Problem details. Find every line below that contains the string "italic", matching case exactly, and copy each of those lines.

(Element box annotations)
Begin

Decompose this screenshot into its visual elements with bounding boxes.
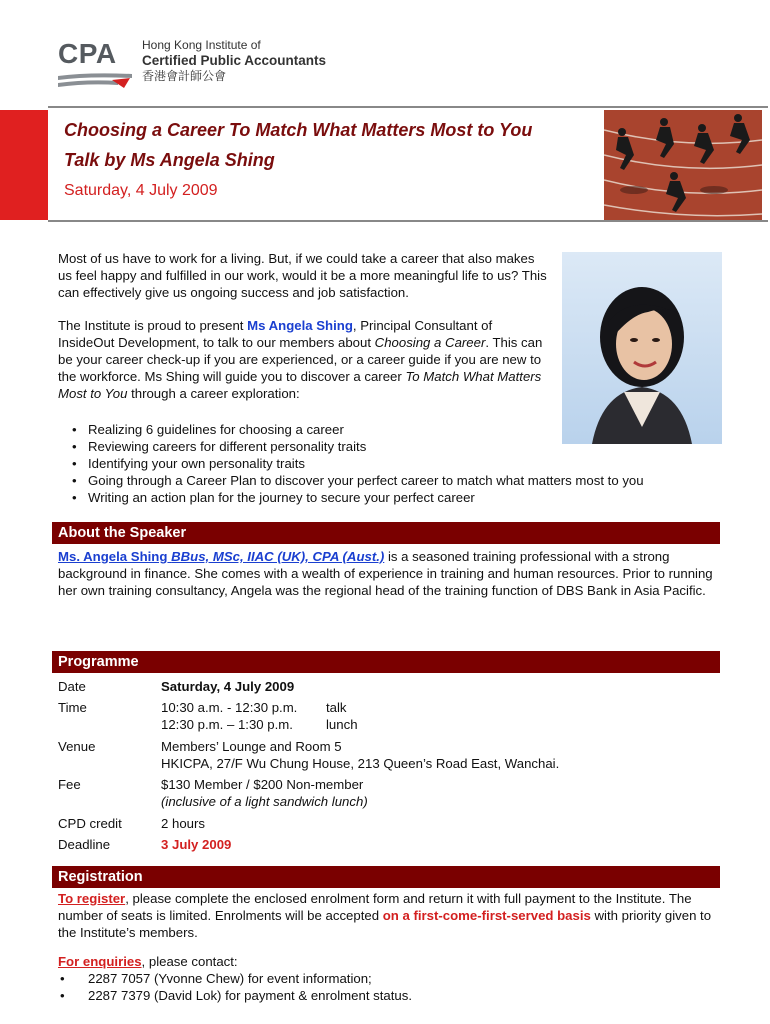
list-item: • 2287 7057 (Yvonne Chew) for event information; — [58, 970, 726, 987]
event-title: Choosing a Career To Match What Matters Most to You — [64, 120, 533, 140]
intro-italic-2: To Match What Matters Most to You — [58, 369, 542, 401]
intro-paragraph-2 — [58, 317, 550, 402]
intro-italic-1: Choosing a Career — [374, 335, 486, 350]
list-item: • Writing an action plan for the journey to secure your perfect career — [72, 489, 732, 506]
fee-line-1: $130 Member / $200 Non-member — [161, 777, 364, 792]
venue-label: Venue — [58, 739, 96, 754]
intro-p2-c: . This can be your career check-up if you are experienced, or a career guide if you are new to the workforce. Ms Shing will guide you to discover a career — [58, 335, 543, 384]
speaker-name — [58, 549, 384, 564]
logo-text — [142, 38, 326, 84]
fee-value — [161, 776, 721, 810]
date-label: Date — [58, 679, 86, 694]
hkicpa-logo — [58, 36, 348, 92]
programme-heading: Programme — [52, 651, 720, 673]
exploration-list — [72, 421, 732, 506]
registration-text — [58, 890, 726, 941]
time-value — [161, 699, 721, 733]
date-value: Saturday, 4 July 2009 — [161, 679, 295, 694]
list-item: • Identifying your own personality traits — [72, 455, 732, 472]
intro-p2-b: , Principal Consultant of InsideOut Development, to talk to our members about — [58, 318, 493, 350]
list-item: • Reviewing careers for different personality traits — [72, 438, 732, 455]
cpd-label: CPD credit — [58, 816, 122, 831]
about-speaker-heading: About the Speaker — [52, 522, 720, 544]
list-item: • 2287 7379 (David Lok) for payment & enrolment status. — [58, 987, 726, 1004]
speaker-name-text: Ms. Angela Shing — [58, 549, 168, 564]
list-item: • Going through a Career Plan to discover your perfect career to match what matters most to you — [72, 472, 732, 489]
event-date: Saturday, 4 July 2009 — [64, 182, 218, 199]
logo-abbr: CPA — [58, 38, 117, 69]
intro-p2-a: The Institute is proud to present — [58, 318, 248, 333]
intro-paragraph-1: Most of us have to work for a living. But, if we could take a career that also makes us feel happy and fulfilled in our work, would it be a more meaningful life to us? This can effectively give us ongoing success and job satisfaction. — [58, 251, 547, 300]
deadline-label: Deadline — [58, 837, 111, 852]
for-enquiries-link[interactable]: For enquiries — [58, 954, 142, 969]
time-slot-1: 10:30 a.m. - 12:30 p.m. — [161, 700, 298, 715]
first-come-highlight: on a first-come-first-served basis — [382, 908, 591, 923]
event-subtitle: Talk by Ms Angela Shing — [64, 150, 275, 170]
time-label: Time — [58, 700, 87, 715]
logo-line-3: 香港會計師公會 — [142, 69, 227, 83]
fee-line-2: (inclusive of a light sandwich lunch) — [161, 794, 368, 809]
speaker-bio — [58, 548, 726, 599]
registration-text-b: with priority given to the Institute’s members. — [58, 908, 712, 940]
running-track-photo — [604, 110, 762, 220]
speaker-portrait-photo — [562, 252, 722, 444]
time-slot-2: 12:30 p.m. – 1:30 p.m. — [161, 717, 293, 732]
intro-text — [58, 250, 550, 418]
fee-label: Fee — [58, 777, 81, 792]
cpd-value: 2 hours — [161, 816, 205, 831]
time-slot-2-tag: lunch — [326, 717, 358, 732]
speaker-credentials: BBus, MSc, IIAC (UK), CPA (Aust.) — [171, 549, 385, 564]
logo-line-1: Hong Kong Institute of — [142, 38, 261, 52]
deadline-value: 3 July 2009 — [161, 837, 232, 852]
venue-line-2: HKICPA, 27/F Wu Chung House, 213 Queen’s Road East, Wanchai. — [161, 756, 560, 771]
enquiries-block — [58, 953, 726, 1004]
time-slot-1-tag: talk — [326, 700, 347, 715]
to-register-link[interactable]: To register — [58, 891, 126, 906]
speaker-bio-text: is a seasoned training professional with a strong background in finance. She comes with a wealth of experience in training and human resources. Prior to running her own training consultancy, Angela was the regional head of the training function of DBS Bank in Asia Pacific. — [58, 549, 713, 598]
cpa-logo-mark — [58, 36, 138, 92]
contact-list — [58, 970, 726, 1004]
red-accent-tab — [0, 110, 48, 220]
speaker-name-highlight: Ms Angela Shing — [247, 318, 353, 333]
logo-stripes-icon — [58, 72, 132, 90]
venue-value — [161, 738, 721, 772]
venue-line-1: Members’ Lounge and Room 5 — [161, 739, 342, 754]
enquiries-text: , please contact: — [141, 954, 238, 969]
registration-heading: Registration — [52, 866, 720, 888]
intro-p2-d: through a career exploration: — [127, 386, 300, 401]
registration-text-a: , please complete the enclosed enrolment form and return it with full payment to the Institute. The number of seats is limited. Enrolments will be accepted — [58, 891, 692, 923]
event-banner — [48, 106, 768, 222]
logo-line-2: Certified Public Accountants — [142, 53, 327, 68]
list-item: • Realizing 6 guidelines for choosing a career — [72, 421, 732, 438]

End

Result for this task.
intro-italic-2: To Match What Matters Most to You — [58, 369, 542, 401]
intro-italic-1: Choosing a Career — [374, 335, 486, 350]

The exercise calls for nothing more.